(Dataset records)
◇ ◇ ◇

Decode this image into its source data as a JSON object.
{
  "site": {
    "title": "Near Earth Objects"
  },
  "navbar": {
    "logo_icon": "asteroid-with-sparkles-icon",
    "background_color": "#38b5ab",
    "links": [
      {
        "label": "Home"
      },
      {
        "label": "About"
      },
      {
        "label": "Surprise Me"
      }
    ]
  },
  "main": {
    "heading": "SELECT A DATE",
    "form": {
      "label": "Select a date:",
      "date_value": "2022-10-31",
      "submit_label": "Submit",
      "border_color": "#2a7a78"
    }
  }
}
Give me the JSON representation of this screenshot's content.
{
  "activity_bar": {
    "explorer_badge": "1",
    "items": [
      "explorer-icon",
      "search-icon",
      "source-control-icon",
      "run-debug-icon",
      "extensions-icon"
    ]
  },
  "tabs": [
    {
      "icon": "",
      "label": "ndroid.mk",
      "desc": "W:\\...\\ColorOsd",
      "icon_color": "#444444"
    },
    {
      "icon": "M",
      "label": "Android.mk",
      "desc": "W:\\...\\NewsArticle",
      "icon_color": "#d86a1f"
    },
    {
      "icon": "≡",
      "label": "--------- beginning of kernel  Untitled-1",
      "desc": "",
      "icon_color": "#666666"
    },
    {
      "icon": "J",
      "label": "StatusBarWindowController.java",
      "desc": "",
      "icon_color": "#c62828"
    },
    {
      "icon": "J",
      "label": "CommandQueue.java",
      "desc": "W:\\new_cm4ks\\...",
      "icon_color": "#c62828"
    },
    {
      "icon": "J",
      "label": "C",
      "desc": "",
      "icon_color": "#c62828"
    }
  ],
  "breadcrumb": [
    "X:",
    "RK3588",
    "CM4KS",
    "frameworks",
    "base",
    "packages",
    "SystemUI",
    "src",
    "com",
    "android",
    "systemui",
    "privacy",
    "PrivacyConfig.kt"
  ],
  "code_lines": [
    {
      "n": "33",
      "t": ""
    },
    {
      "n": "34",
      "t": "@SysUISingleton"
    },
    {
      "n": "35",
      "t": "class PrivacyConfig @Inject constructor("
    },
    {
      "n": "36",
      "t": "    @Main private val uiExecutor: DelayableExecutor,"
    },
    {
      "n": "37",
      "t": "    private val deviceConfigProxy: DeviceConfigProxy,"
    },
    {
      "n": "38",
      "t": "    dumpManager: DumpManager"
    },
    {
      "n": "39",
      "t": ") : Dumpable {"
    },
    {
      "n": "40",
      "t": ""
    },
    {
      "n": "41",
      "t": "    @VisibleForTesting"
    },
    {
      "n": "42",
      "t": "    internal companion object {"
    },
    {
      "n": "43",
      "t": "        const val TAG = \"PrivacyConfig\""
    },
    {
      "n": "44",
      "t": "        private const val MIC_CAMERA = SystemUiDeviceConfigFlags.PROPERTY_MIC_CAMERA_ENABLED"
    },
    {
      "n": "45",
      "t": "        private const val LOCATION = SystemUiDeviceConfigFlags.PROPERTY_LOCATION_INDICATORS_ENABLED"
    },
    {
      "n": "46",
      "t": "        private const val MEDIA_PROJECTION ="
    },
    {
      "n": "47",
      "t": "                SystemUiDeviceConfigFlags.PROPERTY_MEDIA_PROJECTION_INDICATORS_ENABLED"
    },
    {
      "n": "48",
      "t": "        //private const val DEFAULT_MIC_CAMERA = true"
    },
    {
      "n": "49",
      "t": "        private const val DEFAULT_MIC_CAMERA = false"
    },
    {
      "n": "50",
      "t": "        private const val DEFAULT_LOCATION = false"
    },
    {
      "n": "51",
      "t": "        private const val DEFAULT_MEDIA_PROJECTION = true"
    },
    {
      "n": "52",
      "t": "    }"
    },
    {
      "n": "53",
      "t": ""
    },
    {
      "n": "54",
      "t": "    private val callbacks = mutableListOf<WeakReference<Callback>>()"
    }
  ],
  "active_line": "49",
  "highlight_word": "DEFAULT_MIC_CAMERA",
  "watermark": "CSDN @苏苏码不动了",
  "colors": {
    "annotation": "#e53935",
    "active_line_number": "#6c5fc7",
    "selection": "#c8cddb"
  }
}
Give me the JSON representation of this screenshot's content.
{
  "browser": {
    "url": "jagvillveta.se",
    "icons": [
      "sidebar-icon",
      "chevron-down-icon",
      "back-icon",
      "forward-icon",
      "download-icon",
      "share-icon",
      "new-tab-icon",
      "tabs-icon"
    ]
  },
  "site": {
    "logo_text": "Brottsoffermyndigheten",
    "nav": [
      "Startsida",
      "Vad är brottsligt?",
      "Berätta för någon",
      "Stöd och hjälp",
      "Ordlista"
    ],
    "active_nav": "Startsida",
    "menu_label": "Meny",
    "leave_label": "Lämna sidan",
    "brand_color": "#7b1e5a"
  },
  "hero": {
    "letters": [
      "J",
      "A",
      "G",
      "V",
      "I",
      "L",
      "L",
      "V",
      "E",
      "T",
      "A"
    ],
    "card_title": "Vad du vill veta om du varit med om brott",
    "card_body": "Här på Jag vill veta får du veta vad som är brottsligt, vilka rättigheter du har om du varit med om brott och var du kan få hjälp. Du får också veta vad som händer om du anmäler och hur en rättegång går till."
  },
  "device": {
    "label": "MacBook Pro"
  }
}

◇ ◇ ◇

- **WRITTEN INSTRUCTION**: Give every line of the material again, exactly as it reads.

- **RESULT OF THIS TASK**:
Decode this image into its source data as a JSON object.
{
  "site": {
    "title": "Near Earth Objects"
  },
  "navbar": {
    "logo_icon": "asteroid-with-sparkles-icon",
    "background_color": "#38b5ab",
    "links": [
      {
        "label": "Home"
      },
      {
        "label": "About"
      },
      {
        "label": "Surprise Me"
      }
    ]
  },
  "main": {
    "heading": "SELECT A DATE",
    "form": {
      "label": "Select a date:",
      "date_value": "2022-10-31",
      "submit_label": "Submit",
      "border_color": "#2a7a78"
    }
  }
}
Give me the JSON representation of this screenshot's content.
{
  "activity_bar": {
    "explorer_badge": "1",
    "items": [
      "explorer-icon",
      "search-icon",
      "source-control-icon",
      "run-debug-icon",
      "extensions-icon"
    ]
  },
  "tabs": [
    {
      "icon": "",
      "label": "ndroid.mk",
      "desc": "W:\\...\\ColorOsd",
      "icon_color": "#444444"
    },
    {
      "icon": "M",
      "label": "Android.mk",
      "desc": "W:\\...\\NewsArticle",
      "icon_color": "#d86a1f"
    },
    {
      "icon": "≡",
      "label": "--------- beginning of kernel  Untitled-1",
      "desc": "",
      "icon_color": "#666666"
    },
    {
      "icon": "J",
      "label": "StatusBarWindowController.java",
      "desc": "",
      "icon_color": "#c62828"
    },
    {
      "icon": "J",
      "label": "CommandQueue.java",
      "desc": "W:\\new_cm4ks\\...",
      "icon_color": "#c62828"
    },
    {
      "icon": "J",
      "label": "C",
      "desc": "",
      "icon_color": "#c62828"
    }
  ],
  "breadcrumb": [
    "X:",
    "RK3588",
    "CM4KS",
    "frameworks",
    "base",
    "packages",
    "SystemUI",
    "src",
    "com",
    "android",
    "systemui",
    "privacy",
    "PrivacyConfig.kt"
  ],
  "code_lines": [
    {
      "n": "33",
      "t": ""
    },
    {
      "n": "34",
      "t": "@SysUISingleton"
    },
    {
      "n": "35",
      "t": "class PrivacyConfig @Inject constructor("
    },
    {
      "n": "36",
      "t": "    @Main private val uiExecutor: DelayableExecutor,"
    },
    {
      "n": "37",
      "t": "    private val deviceConfigProxy: DeviceConfigProxy,"
    },
    {
      "n": "38",
      "t": "    dumpManager: DumpManager"
    },
    {
      "n": "39",
      "t": ") : Dumpable {"
    },
    {
      "n": "40",
      "t": ""
    },
    {
      "n": "41",
      "t": "    @VisibleForTesting"
    },
    {
      "n": "42",
      "t": "    internal companion object {"
    },
    {
      "n": "43",
      "t": "        const val TAG = \"PrivacyConfig\""
    },
    {
      "n": "44",
      "t": "        private const val MIC_CAMERA = SystemUiDeviceConfigFlags.PROPERTY_MIC_CAMERA_ENABLED"
    },
    {
      "n": "45",
      "t": "        private const val LOCATION = SystemUiDeviceConfigFlags.PROPERTY_LOCATION_INDICATORS_ENABLED"
    },
    {
      "n": "46",
      "t": "        private const val MEDIA_PROJECTION ="
    },
    {
      "n": "47",
      "t": "                SystemUiDeviceConfigFlags.PROPERTY_MEDIA_PROJECTION_INDICATORS_ENABLED"
    },
    {
      "n": "48",
      "t": "        //private const val DEFAULT_MIC_CAMERA = true"
    },
    {
      "n": "49",
      "t": "        private const val DEFAULT_MIC_CAMERA = false"
    },
    {
      "n": "50",
      "t": "        private const val DEFAULT_LOCATION = false"
    },
    {
      "n": "51",
      "t": "        private const val DEFAULT_MEDIA_PROJECTION = true"
    },
    {
      "n": "52",
      "t": "    }"
    },
    {
      "n": "53",
      "t": ""
    },
    {
      "n": "54",
      "t": "    private val callbacks = mutableListOf<WeakReference<Callback>>()"
    }
  ],
  "active_line": "49",
  "highlight_word": "DEFAULT_MIC_CAMERA",
  "watermark": "CSDN @苏苏码不动了",
  "colors": {
    "annotation": "#e53935",
    "active_line_number": "#6c5fc7",
    "selection": "#c8cddb"
  }
}
Give me the JSON representation of this screenshot's content.
{
  "browser": {
    "url": "jagvillveta.se",
    "icons": [
      "sidebar-icon",
      "chevron-down-icon",
      "back-icon",
      "forward-icon",
      "download-icon",
      "share-icon",
      "new-tab-icon",
      "tabs-icon"
    ]
  },
  "site": {
    "logo_text": "Brottsoffermyndigheten",
    "nav": [
      "Startsida",
      "Vad är brottsligt?",
      "Berätta för någon",
      "Stöd och hjälp",
      "Ordlista"
    ],
    "active_nav": "Startsida",
    "menu_label": "Meny",
    "leave_label": "Lämna sidan",
    "brand_color": "#7b1e5a"
  },
  "hero": {
    "letters": [
      "J",
      "A",
      "G",
      "V",
      "I",
      "L",
      "L",
      "V",
      "E",
      "T",
      "A"
    ],
    "card_title": "Vad du vill veta om du varit med om brott",
    "card_body": "Här på Jag vill veta får du veta vad som är brottsligt, vilka rättigheter du har om du varit med om brott och var du kan få hjälp. Du får också veta vad som händer om du anmäler och hur en rättegång går till."
  },
  "device": {
    "label": "MacBook Pro"
  }
}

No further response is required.